[Extracts from a graphics dataset]
## Start

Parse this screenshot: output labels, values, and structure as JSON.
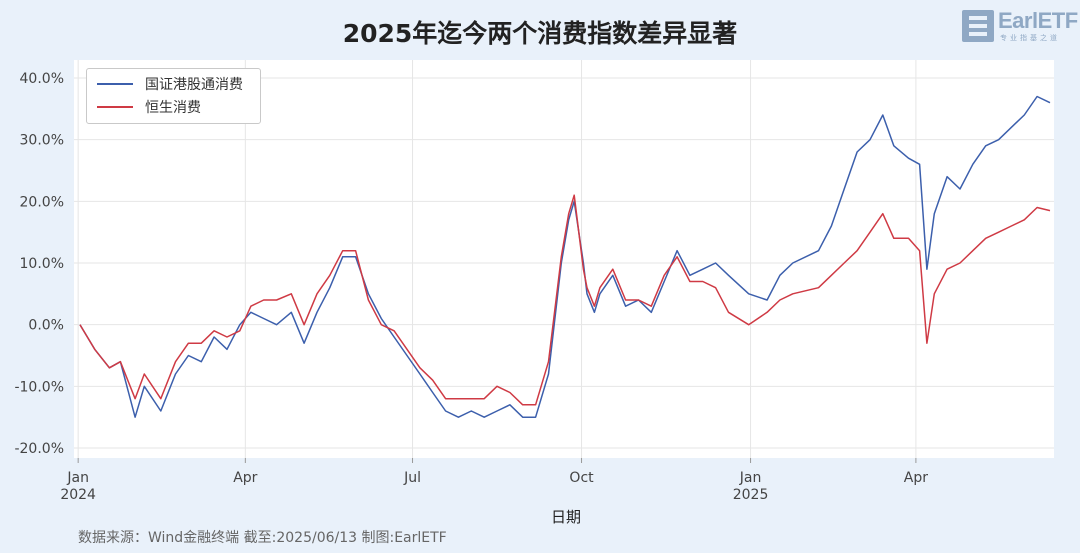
{
  "title": "2025年迄今两个消费指数差异显著",
  "logo": {
    "name": "EarlETF",
    "sub": "专业指基之道"
  },
  "footer": "数据来源：Wind金融终端 截至:2025/06/13 制图:EarlETF",
  "legend": {
    "items": [
      {
        "label": "国证港股通消费",
        "color": "#3c5fac"
      },
      {
        "label": "恒生消费",
        "color": "#cf3a44"
      }
    ]
  },
  "chart_data": {
    "type": "line",
    "xlabel": "日期",
    "ylabel": "",
    "ylim": [
      -20,
      40
    ],
    "yticks": [
      "40.0%",
      "30.0%",
      "20.0%",
      "10.0%",
      "0.0%",
      "-10.0%",
      "-20.0%"
    ],
    "xticks": [
      {
        "label": "Jan",
        "sub": "2024",
        "date": "2024-01-01"
      },
      {
        "label": "Apr",
        "sub": "",
        "date": "2024-04-01"
      },
      {
        "label": "Jul",
        "sub": "",
        "date": "2024-07-01"
      },
      {
        "label": "Oct",
        "sub": "",
        "date": "2024-10-01"
      },
      {
        "label": "Jan",
        "sub": "2025",
        "date": "2025-01-01"
      },
      {
        "label": "Apr",
        "sub": "",
        "date": "2025-04-01"
      }
    ],
    "x": [
      "2024-01-02",
      "2024-01-10",
      "2024-01-18",
      "2024-01-24",
      "2024-02-01",
      "2024-02-06",
      "2024-02-15",
      "2024-02-23",
      "2024-03-01",
      "2024-03-08",
      "2024-03-15",
      "2024-03-22",
      "2024-03-29",
      "2024-04-04",
      "2024-04-11",
      "2024-04-18",
      "2024-04-26",
      "2024-05-03",
      "2024-05-10",
      "2024-05-17",
      "2024-05-24",
      "2024-05-31",
      "2024-06-07",
      "2024-06-14",
      "2024-06-21",
      "2024-06-28",
      "2024-07-05",
      "2024-07-12",
      "2024-07-19",
      "2024-07-26",
      "2024-08-02",
      "2024-08-09",
      "2024-08-16",
      "2024-08-23",
      "2024-08-30",
      "2024-09-06",
      "2024-09-13",
      "2024-09-20",
      "2024-09-24",
      "2024-09-27",
      "2024-10-02",
      "2024-10-04",
      "2024-10-08",
      "2024-10-11",
      "2024-10-18",
      "2024-10-25",
      "2024-11-01",
      "2024-11-08",
      "2024-11-15",
      "2024-11-22",
      "2024-11-29",
      "2024-12-06",
      "2024-12-13",
      "2024-12-20",
      "2024-12-31",
      "2025-01-10",
      "2025-01-17",
      "2025-01-24",
      "2025-02-07",
      "2025-02-14",
      "2025-02-21",
      "2025-02-28",
      "2025-03-07",
      "2025-03-14",
      "2025-03-20",
      "2025-03-28",
      "2025-04-03",
      "2025-04-07",
      "2025-04-11",
      "2025-04-18",
      "2025-04-25",
      "2025-05-02",
      "2025-05-09",
      "2025-05-16",
      "2025-05-23",
      "2025-05-30",
      "2025-06-06",
      "2025-06-13"
    ],
    "series": [
      {
        "name": "国证港股通消费",
        "color": "#3c5fac",
        "values": [
          0,
          -4,
          -7,
          -6,
          -15,
          -10,
          -14,
          -8,
          -5,
          -6,
          -2,
          -4,
          0,
          2,
          1,
          0,
          2,
          -3,
          2,
          6,
          11,
          11,
          5,
          1,
          -2,
          -5,
          -8,
          -11,
          -14,
          -15,
          -14,
          -15,
          -14,
          -13,
          -15,
          -15,
          -8,
          10,
          17,
          20,
          10,
          5,
          2,
          5,
          8,
          3,
          4,
          2,
          7,
          12,
          8,
          9,
          10,
          8,
          5,
          4,
          8,
          10,
          12,
          16,
          22,
          28,
          30,
          34,
          29,
          27,
          26,
          9,
          18,
          24,
          22,
          26,
          29,
          30,
          32,
          34,
          37,
          36
        ]
      },
      {
        "name": "恒生消费",
        "color": "#cf3a44",
        "values": [
          0,
          -4,
          -7,
          -6,
          -12,
          -8,
          -12,
          -6,
          -3,
          -3,
          -1,
          -2,
          -1,
          3,
          4,
          4,
          5,
          0,
          5,
          8,
          12,
          12,
          4,
          0,
          -1,
          -4,
          -7,
          -9,
          -12,
          -12,
          -12,
          -12,
          -10,
          -11,
          -13,
          -13,
          -6,
          11,
          18,
          21,
          9,
          6,
          3,
          6,
          9,
          4,
          4,
          3,
          8,
          11,
          7,
          7,
          6,
          2,
          0,
          2,
          4,
          5,
          6,
          8,
          10,
          12,
          15,
          18,
          14,
          14,
          12,
          -3,
          5,
          9,
          10,
          12,
          14,
          15,
          16,
          17,
          19,
          18.5
        ]
      }
    ]
  }
}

## End

● WHAT THE EXERCISE ASKS:
Show each line of the data that contains the string "date".

● SOLVED PROBLEM:
        "date": "2024-01-01"
        "date": "2024-04-01"
        "date": "2024-07-01"
        "date": "2024-10-01"
        "date": "2025-01-01"
        "date": "2025-04-01"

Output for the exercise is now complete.